(Data items)
※ ※ ※
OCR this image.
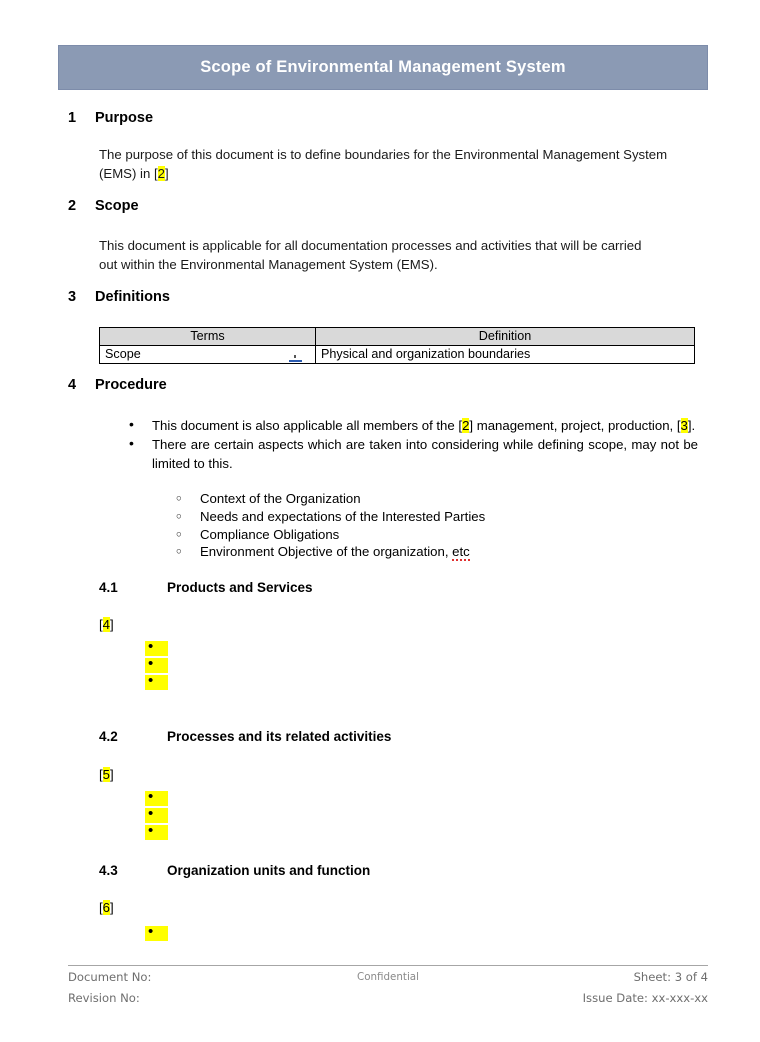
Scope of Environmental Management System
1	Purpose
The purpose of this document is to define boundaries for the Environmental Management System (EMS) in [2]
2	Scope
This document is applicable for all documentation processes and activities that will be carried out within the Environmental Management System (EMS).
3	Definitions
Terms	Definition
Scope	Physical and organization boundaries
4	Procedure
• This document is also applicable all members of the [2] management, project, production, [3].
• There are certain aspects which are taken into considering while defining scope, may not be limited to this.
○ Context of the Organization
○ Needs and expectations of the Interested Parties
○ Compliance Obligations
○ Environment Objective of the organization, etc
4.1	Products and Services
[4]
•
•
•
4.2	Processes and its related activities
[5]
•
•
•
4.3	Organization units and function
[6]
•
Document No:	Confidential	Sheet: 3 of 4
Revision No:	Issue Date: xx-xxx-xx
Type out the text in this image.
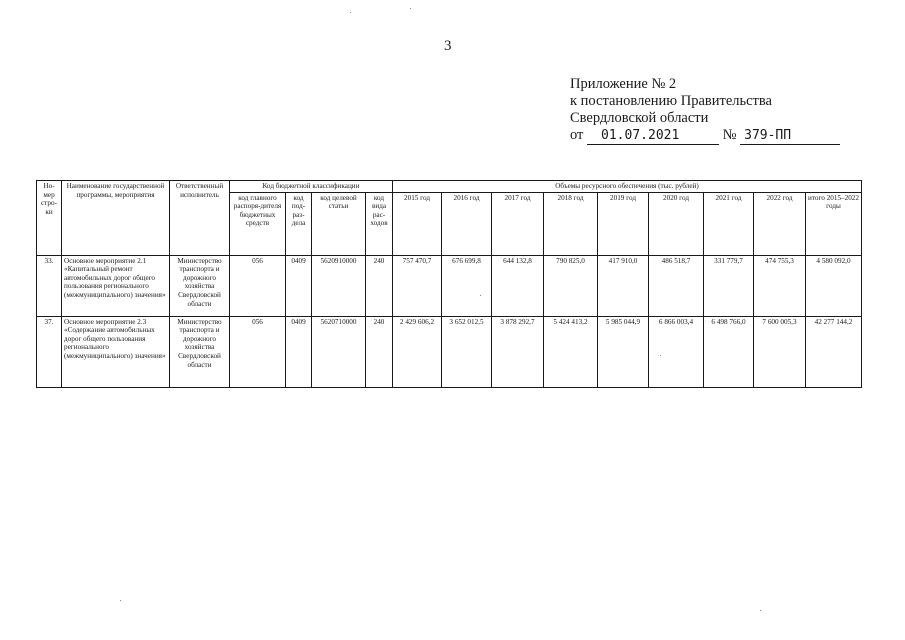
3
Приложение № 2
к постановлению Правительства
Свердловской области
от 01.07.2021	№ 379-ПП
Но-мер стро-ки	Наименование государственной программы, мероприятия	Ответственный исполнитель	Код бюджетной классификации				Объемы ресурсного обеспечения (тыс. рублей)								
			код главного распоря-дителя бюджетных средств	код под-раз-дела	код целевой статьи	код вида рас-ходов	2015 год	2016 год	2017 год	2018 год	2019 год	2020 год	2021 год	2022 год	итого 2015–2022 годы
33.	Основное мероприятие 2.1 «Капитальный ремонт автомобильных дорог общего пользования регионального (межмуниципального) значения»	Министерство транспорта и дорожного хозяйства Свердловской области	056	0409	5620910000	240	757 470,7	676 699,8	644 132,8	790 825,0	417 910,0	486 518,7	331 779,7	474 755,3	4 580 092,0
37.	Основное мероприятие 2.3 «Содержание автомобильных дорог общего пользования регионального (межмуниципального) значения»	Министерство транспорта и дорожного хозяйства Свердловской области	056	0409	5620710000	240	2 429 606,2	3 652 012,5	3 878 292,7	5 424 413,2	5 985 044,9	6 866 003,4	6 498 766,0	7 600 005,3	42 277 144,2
※ ※ ※
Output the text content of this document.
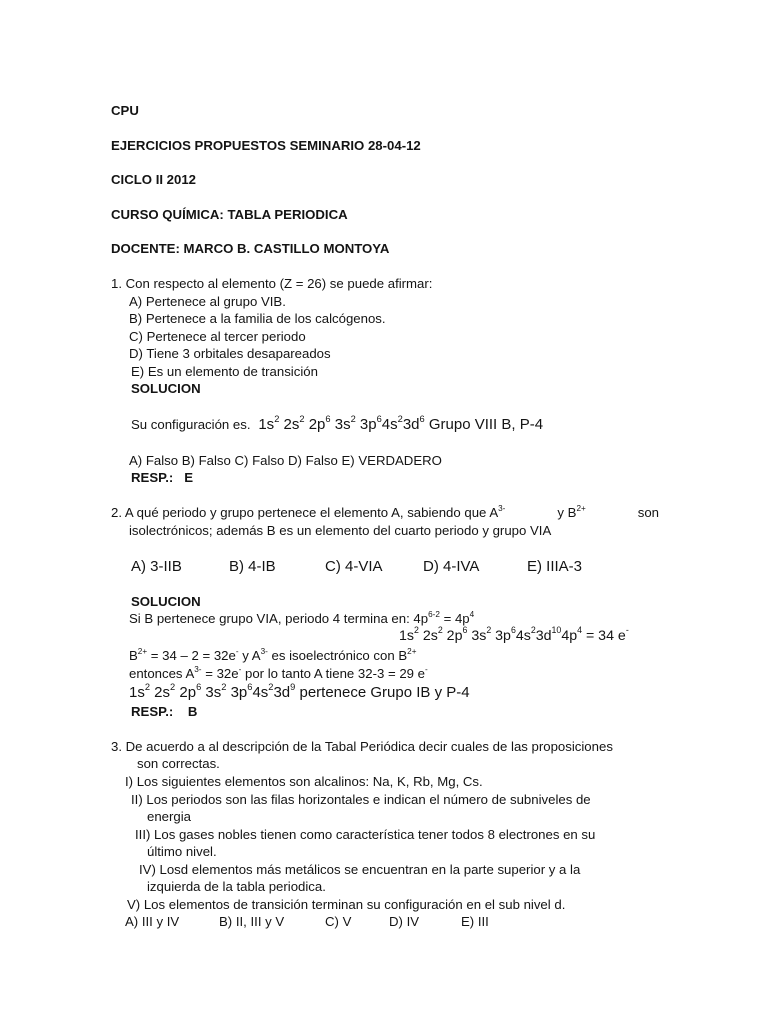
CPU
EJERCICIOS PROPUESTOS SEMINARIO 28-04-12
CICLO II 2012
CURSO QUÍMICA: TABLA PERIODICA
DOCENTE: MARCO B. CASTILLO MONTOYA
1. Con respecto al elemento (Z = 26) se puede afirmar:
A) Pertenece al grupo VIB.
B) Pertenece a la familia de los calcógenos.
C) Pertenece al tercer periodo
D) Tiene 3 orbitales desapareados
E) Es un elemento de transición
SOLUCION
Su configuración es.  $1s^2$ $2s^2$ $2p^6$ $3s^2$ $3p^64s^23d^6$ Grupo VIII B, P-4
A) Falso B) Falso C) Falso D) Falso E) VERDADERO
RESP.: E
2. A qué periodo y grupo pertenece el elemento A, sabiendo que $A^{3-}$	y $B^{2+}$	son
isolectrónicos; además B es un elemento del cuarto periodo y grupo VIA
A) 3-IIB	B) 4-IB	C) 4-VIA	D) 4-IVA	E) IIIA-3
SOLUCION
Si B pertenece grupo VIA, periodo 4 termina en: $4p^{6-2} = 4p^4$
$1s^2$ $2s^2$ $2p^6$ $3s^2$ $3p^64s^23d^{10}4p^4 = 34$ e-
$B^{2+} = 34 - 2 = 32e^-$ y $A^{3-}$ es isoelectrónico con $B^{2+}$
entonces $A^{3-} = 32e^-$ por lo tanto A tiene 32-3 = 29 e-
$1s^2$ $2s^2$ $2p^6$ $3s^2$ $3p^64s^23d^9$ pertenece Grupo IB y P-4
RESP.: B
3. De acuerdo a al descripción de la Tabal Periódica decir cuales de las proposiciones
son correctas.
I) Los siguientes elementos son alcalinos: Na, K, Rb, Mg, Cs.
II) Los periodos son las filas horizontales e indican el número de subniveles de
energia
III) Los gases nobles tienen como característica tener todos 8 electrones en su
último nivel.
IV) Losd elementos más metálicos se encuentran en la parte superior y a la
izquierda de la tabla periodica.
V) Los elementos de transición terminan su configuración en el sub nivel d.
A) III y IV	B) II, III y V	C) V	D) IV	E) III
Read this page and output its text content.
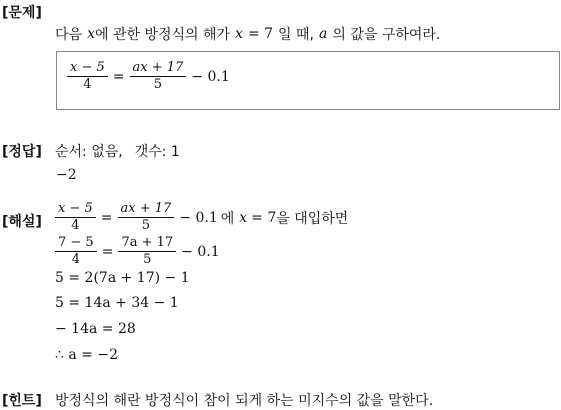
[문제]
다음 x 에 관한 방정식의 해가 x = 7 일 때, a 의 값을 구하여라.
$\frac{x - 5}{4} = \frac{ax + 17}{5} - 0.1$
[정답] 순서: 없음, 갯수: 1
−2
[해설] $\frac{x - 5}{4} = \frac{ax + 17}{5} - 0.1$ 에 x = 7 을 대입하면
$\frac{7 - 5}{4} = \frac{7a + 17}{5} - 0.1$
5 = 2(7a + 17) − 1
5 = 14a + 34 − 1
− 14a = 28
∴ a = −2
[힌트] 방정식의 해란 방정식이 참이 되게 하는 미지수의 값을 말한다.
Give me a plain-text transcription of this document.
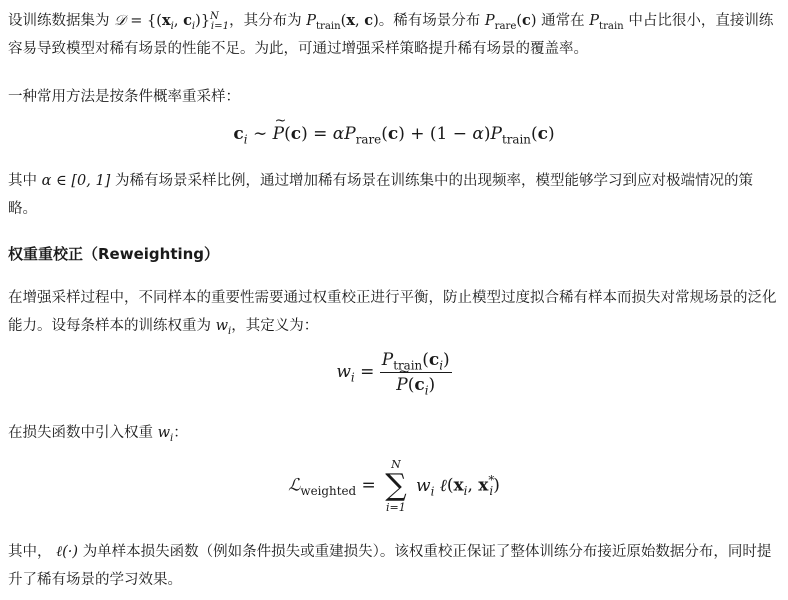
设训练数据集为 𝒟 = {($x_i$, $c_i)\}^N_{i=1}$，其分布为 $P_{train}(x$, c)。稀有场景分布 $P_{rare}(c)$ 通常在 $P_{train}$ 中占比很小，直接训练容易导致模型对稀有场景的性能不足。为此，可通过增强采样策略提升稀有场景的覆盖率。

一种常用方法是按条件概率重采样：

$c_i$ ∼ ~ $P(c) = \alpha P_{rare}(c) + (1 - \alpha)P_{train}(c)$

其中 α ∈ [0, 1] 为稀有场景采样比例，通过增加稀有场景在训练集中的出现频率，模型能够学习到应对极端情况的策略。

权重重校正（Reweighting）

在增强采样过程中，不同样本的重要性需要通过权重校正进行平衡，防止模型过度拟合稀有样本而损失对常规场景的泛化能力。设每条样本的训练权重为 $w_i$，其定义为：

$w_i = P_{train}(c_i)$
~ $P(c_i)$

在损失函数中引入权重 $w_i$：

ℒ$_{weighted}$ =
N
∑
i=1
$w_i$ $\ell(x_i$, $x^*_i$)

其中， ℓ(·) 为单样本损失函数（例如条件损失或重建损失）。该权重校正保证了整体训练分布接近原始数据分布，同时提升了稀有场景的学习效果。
※ ※ ※
> [Short task]: Identify which lines contain the word "регионального" and copy each one.

> [Exercise result]:
33.	Основное мероприятие 2.1 «Капитальный ремонт автомобильных дорог общего пользования регионального (межмуниципального) значения»	Министерство транспорта и дорожного хозяйства Свердловской области	056	0409	5620910000	240	757 470,7	676 699,8	644 132,8	790 825,0	417 910,0	486 518,7	331 779,7	474 755,3	4 580 092,0
37.	Основное мероприятие 2.3 «Содержание автомобильных дорог общего пользования регионального (межмуниципального) значения»	Министерство транспорта и дорожного хозяйства Свердловской области	056	0409	5620710000	240	2 429 606,2	3 652 012,5	3 878 292,7	5 424 413,2	5 985 044,9	6 866 003,4	6 498 766,0	7 600 005,3	42 277 144,2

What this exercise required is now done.